The request:
Scan the lines below for the string "values" and report how many lines contain it, giving only the number.

Data for the task:
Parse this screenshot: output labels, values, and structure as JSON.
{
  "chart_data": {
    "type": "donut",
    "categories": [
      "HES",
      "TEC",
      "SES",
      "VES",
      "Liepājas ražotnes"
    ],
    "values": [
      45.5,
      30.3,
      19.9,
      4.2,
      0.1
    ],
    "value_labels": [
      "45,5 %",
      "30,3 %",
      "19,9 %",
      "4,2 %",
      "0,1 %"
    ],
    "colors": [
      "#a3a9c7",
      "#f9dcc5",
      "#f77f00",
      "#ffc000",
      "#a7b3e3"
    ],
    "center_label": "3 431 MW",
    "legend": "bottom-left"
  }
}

Task answer:
2